──────── Dataset rows

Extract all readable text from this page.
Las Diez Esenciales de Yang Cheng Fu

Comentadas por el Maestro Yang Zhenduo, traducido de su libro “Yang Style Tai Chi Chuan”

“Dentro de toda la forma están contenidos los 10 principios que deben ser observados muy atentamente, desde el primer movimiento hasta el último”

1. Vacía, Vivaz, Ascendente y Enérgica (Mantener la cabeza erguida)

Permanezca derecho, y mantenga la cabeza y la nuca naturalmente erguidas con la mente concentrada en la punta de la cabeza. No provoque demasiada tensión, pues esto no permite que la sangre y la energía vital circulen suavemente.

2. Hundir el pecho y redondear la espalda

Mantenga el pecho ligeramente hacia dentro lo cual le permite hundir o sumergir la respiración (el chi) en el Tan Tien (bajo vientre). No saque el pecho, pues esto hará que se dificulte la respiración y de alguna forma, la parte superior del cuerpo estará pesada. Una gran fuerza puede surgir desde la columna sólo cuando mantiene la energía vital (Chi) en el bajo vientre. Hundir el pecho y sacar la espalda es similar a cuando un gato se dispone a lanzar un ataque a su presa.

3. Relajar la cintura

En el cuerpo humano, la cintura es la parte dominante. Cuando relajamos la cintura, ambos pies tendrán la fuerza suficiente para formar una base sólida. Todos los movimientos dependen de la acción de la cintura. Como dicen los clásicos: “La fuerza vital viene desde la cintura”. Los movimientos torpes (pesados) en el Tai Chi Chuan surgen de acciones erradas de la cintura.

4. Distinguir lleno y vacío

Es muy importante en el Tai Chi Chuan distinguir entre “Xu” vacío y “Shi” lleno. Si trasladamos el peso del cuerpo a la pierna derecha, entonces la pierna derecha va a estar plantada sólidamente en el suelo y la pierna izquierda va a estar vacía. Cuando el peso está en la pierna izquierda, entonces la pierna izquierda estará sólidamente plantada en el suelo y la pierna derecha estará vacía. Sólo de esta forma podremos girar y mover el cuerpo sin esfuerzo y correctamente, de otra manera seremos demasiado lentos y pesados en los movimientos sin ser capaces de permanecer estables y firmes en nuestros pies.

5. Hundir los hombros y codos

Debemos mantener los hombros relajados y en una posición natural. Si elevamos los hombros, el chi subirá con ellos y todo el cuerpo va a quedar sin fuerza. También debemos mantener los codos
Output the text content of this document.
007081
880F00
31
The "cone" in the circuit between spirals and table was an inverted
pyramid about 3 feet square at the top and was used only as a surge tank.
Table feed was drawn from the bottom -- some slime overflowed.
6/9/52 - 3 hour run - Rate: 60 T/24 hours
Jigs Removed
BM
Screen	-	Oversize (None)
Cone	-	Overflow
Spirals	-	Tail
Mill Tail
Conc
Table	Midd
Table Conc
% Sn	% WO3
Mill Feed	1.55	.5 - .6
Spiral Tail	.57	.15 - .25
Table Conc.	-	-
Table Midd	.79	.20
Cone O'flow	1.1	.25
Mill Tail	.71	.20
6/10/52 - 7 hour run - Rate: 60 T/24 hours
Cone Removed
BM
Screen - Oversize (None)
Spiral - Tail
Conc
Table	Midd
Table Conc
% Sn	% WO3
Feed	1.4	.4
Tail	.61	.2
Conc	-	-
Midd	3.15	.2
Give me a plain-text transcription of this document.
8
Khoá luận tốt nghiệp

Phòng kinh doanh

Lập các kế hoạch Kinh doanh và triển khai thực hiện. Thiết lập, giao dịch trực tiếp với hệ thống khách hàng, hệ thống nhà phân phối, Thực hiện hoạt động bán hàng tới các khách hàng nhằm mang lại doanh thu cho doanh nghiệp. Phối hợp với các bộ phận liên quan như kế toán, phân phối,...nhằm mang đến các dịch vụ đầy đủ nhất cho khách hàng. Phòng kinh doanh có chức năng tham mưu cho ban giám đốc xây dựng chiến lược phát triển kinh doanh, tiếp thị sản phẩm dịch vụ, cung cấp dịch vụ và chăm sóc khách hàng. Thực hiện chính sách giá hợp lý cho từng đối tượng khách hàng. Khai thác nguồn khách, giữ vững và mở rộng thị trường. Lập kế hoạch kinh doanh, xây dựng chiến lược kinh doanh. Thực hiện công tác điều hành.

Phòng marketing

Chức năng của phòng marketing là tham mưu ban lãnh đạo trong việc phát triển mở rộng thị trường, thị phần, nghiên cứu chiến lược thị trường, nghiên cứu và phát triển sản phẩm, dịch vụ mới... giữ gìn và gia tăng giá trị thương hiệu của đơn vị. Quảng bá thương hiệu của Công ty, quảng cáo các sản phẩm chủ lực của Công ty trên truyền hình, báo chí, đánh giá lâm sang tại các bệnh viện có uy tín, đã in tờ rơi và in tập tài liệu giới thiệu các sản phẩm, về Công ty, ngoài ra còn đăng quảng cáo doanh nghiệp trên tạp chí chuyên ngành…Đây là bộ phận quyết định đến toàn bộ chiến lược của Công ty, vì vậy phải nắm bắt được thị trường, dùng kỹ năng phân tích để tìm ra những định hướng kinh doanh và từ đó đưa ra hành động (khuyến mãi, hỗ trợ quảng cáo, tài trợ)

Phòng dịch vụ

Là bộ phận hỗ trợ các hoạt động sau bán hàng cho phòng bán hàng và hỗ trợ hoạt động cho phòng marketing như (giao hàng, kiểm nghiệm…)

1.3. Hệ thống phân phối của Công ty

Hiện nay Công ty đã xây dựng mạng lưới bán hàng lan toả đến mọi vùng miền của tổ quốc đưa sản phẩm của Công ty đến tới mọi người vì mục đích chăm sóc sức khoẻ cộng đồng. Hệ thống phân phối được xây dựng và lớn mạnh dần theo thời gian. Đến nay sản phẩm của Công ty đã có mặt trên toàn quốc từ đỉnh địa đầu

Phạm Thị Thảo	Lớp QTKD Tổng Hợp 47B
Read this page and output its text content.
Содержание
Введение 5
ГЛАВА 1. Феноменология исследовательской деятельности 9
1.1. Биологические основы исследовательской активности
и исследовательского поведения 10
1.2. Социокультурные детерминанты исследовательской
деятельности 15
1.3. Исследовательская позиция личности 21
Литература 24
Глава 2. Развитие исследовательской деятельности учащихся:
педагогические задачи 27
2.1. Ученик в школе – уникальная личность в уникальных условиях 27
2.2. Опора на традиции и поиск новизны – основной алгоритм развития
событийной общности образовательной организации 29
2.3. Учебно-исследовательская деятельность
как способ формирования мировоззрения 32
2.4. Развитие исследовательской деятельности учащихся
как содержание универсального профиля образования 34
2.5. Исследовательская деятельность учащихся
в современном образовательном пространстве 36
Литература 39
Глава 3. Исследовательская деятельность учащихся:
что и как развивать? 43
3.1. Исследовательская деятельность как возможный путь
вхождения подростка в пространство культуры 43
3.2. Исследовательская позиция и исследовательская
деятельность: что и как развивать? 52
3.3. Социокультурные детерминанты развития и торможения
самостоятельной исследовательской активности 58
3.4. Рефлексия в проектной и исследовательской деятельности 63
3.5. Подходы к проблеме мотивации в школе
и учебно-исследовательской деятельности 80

────────────────

Reproduce the records word for word.

__Solution__.
Extract all readable text from this page.
Las Diez Esenciales de Yang Cheng Fu

Comentadas por el Maestro Yang Zhenduo, traducido de su libro “Yang Style Tai Chi Chuan”

“Dentro de toda la forma están contenidos los 10 principios que deben ser observados muy atentamente, desde el primer movimiento hasta el último”

1. Vacía, Vivaz, Ascendente y Enérgica (Mantener la cabeza erguida)

Permanezca derecho, y mantenga la cabeza y la nuca naturalmente erguidas con la mente concentrada en la punta de la cabeza. No provoque demasiada tensión, pues esto no permite que la sangre y la energía vital circulen suavemente.

2. Hundir el pecho y redondear la espalda

Mantenga el pecho ligeramente hacia dentro lo cual le permite hundir o sumergir la respiración (el chi) en el Tan Tien (bajo vientre). No saque el pecho, pues esto hará que se dificulte la respiración y de alguna forma, la parte superior del cuerpo estará pesada. Una gran fuerza puede surgir desde la columna sólo cuando mantiene la energía vital (Chi) en el bajo vientre. Hundir el pecho y sacar la espalda es similar a cuando un gato se dispone a lanzar un ataque a su presa.

3. Relajar la cintura

En el cuerpo humano, la cintura es la parte dominante. Cuando relajamos la cintura, ambos pies tendrán la fuerza suficiente para formar una base sólida. Todos los movimientos dependen de la acción de la cintura. Como dicen los clásicos: “La fuerza vital viene desde la cintura”. Los movimientos torpes (pesados) en el Tai Chi Chuan surgen de acciones erradas de la cintura.

4. Distinguir lleno y vacío

Es muy importante en el Tai Chi Chuan distinguir entre “Xu” vacío y “Shi” lleno. Si trasladamos el peso del cuerpo a la pierna derecha, entonces la pierna derecha va a estar plantada sólidamente en el suelo y la pierna izquierda va a estar vacía. Cuando el peso está en la pierna izquierda, entonces la pierna izquierda estará sólidamente plantada en el suelo y la pierna derecha estará vacía. Sólo de esta forma podremos girar y mover el cuerpo sin esfuerzo y correctamente, de otra manera seremos demasiado lentos y pesados en los movimientos sin ser capaces de permanecer estables y firmes en nuestros pies.

5. Hundir los hombros y codos

Debemos mantener los hombros relajados y en una posición natural. Si elevamos los hombros, el chi subirá con ellos y todo el cuerpo va a quedar sin fuerza. También debemos mantener los codos
Output the text content of this document.
007081
880F00
31
The "cone" in the circuit between spirals and table was an inverted
pyramid about 3 feet square at the top and was used only as a surge tank.
Table feed was drawn from the bottom -- some slime overflowed.
6/9/52 - 3 hour run - Rate: 60 T/24 hours
Jigs Removed
BM
Screen	-	Oversize (None)
Cone	-	Overflow
Spirals	-	Tail
Mill Tail
Conc
Table	Midd
Table Conc
% Sn	% WO3
Mill Feed	1.55	.5 - .6
Spiral Tail	.57	.15 - .25
Table Conc.	-	-
Table Midd	.79	.20
Cone O'flow	1.1	.25
Mill Tail	.71	.20
6/10/52 - 7 hour run - Rate: 60 T/24 hours
Cone Removed
BM
Screen - Oversize (None)
Spiral - Tail
Conc
Table	Midd
Table Conc
% Sn	% WO3
Feed	1.4	.4
Tail	.61	.2
Conc	-	-
Midd	3.15	.2
Give me a plain-text transcription of this document.
8
Khoá luận tốt nghiệp

Phòng kinh doanh

Lập các kế hoạch Kinh doanh và triển khai thực hiện. Thiết lập, giao dịch trực tiếp với hệ thống khách hàng, hệ thống nhà phân phối, Thực hiện hoạt động bán hàng tới các khách hàng nhằm mang lại doanh thu cho doanh nghiệp. Phối hợp với các bộ phận liên quan như kế toán, phân phối,...nhằm mang đến các dịch vụ đầy đủ nhất cho khách hàng. Phòng kinh doanh có chức năng tham mưu cho ban giám đốc xây dựng chiến lược phát triển kinh doanh, tiếp thị sản phẩm dịch vụ, cung cấp dịch vụ và chăm sóc khách hàng. Thực hiện chính sách giá hợp lý cho từng đối tượng khách hàng. Khai thác nguồn khách, giữ vững và mở rộng thị trường. Lập kế hoạch kinh doanh, xây dựng chiến lược kinh doanh. Thực hiện công tác điều hành.

Phòng marketing

Chức năng của phòng marketing là tham mưu ban lãnh đạo trong việc phát triển mở rộng thị trường, thị phần, nghiên cứu chiến lược thị trường, nghiên cứu và phát triển sản phẩm, dịch vụ mới... giữ gìn và gia tăng giá trị thương hiệu của đơn vị. Quảng bá thương hiệu của Công ty, quảng cáo các sản phẩm chủ lực của Công ty trên truyền hình, báo chí, đánh giá lâm sang tại các bệnh viện có uy tín, đã in tờ rơi và in tập tài liệu giới thiệu các sản phẩm, về Công ty, ngoài ra còn đăng quảng cáo doanh nghiệp trên tạp chí chuyên ngành…Đây là bộ phận quyết định đến toàn bộ chiến lược của Công ty, vì vậy phải nắm bắt được thị trường, dùng kỹ năng phân tích để tìm ra những định hướng kinh doanh và từ đó đưa ra hành động (khuyến mãi, hỗ trợ quảng cáo, tài trợ)

Phòng dịch vụ

Là bộ phận hỗ trợ các hoạt động sau bán hàng cho phòng bán hàng và hỗ trợ hoạt động cho phòng marketing như (giao hàng, kiểm nghiệm…)

1.3. Hệ thống phân phối của Công ty

Hiện nay Công ty đã xây dựng mạng lưới bán hàng lan toả đến mọi vùng miền của tổ quốc đưa sản phẩm của Công ty đến tới mọi người vì mục đích chăm sóc sức khoẻ cộng đồng. Hệ thống phân phối được xây dựng và lớn mạnh dần theo thời gian. Đến nay sản phẩm của Công ty đã có mặt trên toàn quốc từ đỉnh địa đầu

Phạm Thị Thảo	Lớp QTKD Tổng Hợp 47B
Read this page and output its text content.
Содержание
Введение 5
ГЛАВА 1. Феноменология исследовательской деятельности 9
1.1. Биологические основы исследовательской активности
и исследовательского поведения 10
1.2. Социокультурные детерминанты исследовательской
деятельности 15
1.3. Исследовательская позиция личности 21
Литература 24
Глава 2. Развитие исследовательской деятельности учащихся:
педагогические задачи 27
2.1. Ученик в школе – уникальная личность в уникальных условиях 27
2.2. Опора на традиции и поиск новизны – основной алгоритм развития
событийной общности образовательной организации 29
2.3. Учебно-исследовательская деятельность
как способ формирования мировоззрения 32
2.4. Развитие исследовательской деятельности учащихся
как содержание универсального профиля образования 34
2.5. Исследовательская деятельность учащихся
в современном образовательном пространстве 36
Литература 39
Глава 3. Исследовательская деятельность учащихся:
что и как развивать? 43
3.1. Исследовательская деятельность как возможный путь
вхождения подростка в пространство культуры 43
3.2. Исследовательская позиция и исследовательская
деятельность: что и как развивать? 52
3.3. Социокультурные детерминанты развития и торможения
самостоятельной исследовательской активности 58
3.4. Рефлексия в проектной и исследовательской деятельности 63
3.5. Подходы к проблеме мотивации в школе
и учебно-исследовательской деятельности 80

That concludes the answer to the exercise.